**Exercise aim**. Count how many lines contain the word "photos". Please give only the number.
---
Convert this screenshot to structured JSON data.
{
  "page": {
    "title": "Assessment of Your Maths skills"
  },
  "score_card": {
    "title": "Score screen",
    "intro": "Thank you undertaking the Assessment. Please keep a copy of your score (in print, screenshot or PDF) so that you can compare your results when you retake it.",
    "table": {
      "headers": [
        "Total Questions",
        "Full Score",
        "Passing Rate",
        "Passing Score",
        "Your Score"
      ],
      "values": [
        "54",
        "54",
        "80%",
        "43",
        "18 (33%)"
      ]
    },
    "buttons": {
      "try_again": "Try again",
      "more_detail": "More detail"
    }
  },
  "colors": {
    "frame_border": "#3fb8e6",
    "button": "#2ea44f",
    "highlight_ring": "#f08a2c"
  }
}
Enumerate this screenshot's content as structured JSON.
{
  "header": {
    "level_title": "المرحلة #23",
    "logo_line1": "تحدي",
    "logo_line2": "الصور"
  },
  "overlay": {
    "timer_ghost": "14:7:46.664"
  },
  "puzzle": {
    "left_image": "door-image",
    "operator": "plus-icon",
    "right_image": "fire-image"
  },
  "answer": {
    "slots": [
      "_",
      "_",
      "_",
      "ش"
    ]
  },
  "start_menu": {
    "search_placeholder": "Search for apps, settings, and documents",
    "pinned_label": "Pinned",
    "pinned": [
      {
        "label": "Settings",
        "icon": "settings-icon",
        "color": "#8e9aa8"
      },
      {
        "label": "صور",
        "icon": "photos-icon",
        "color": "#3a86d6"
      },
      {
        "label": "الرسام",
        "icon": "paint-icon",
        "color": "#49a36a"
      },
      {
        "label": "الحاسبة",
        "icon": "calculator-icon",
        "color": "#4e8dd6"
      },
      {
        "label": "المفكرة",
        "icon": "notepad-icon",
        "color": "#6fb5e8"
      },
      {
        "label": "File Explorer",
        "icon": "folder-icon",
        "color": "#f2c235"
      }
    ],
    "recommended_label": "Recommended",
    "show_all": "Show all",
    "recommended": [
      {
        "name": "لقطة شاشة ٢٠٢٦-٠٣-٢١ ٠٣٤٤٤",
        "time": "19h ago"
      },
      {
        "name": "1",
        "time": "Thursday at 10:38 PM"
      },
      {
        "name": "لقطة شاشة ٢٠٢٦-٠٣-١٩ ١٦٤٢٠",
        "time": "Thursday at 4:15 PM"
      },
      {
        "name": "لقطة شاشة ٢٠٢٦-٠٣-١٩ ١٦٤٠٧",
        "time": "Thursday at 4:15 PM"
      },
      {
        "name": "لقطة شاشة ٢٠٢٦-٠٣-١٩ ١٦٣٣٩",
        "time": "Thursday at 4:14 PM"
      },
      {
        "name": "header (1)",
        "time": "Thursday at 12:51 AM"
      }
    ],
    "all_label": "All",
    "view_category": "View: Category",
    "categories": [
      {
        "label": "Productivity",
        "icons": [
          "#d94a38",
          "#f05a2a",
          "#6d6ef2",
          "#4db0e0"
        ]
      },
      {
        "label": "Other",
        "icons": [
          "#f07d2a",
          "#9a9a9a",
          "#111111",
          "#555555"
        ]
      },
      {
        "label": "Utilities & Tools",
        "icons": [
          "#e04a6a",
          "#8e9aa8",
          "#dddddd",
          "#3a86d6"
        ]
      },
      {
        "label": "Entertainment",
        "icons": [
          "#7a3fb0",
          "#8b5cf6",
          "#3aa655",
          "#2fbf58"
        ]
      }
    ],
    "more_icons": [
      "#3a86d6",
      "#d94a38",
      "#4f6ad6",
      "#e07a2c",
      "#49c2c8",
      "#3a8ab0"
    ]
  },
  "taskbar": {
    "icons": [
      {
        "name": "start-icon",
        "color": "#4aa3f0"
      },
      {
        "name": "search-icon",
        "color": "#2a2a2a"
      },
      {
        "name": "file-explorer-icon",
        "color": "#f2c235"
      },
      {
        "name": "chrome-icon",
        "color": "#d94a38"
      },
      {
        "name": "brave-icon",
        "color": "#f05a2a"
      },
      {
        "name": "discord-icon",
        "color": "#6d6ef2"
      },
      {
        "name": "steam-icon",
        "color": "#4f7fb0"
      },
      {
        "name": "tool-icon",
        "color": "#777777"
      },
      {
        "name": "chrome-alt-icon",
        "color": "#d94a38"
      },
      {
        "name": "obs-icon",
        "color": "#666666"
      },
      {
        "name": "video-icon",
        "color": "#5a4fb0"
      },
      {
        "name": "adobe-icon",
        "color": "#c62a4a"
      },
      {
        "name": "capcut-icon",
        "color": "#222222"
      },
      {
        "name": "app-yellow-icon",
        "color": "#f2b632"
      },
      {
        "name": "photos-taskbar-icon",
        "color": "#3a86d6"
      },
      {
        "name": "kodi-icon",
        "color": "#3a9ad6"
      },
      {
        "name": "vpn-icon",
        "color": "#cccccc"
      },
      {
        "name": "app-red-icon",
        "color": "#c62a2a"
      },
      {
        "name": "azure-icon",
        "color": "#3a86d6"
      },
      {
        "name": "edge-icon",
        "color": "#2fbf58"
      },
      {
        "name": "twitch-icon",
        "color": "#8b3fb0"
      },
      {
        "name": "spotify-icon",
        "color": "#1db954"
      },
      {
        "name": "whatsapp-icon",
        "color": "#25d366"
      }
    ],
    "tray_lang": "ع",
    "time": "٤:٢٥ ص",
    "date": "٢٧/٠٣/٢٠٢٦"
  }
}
---
**The output**. 2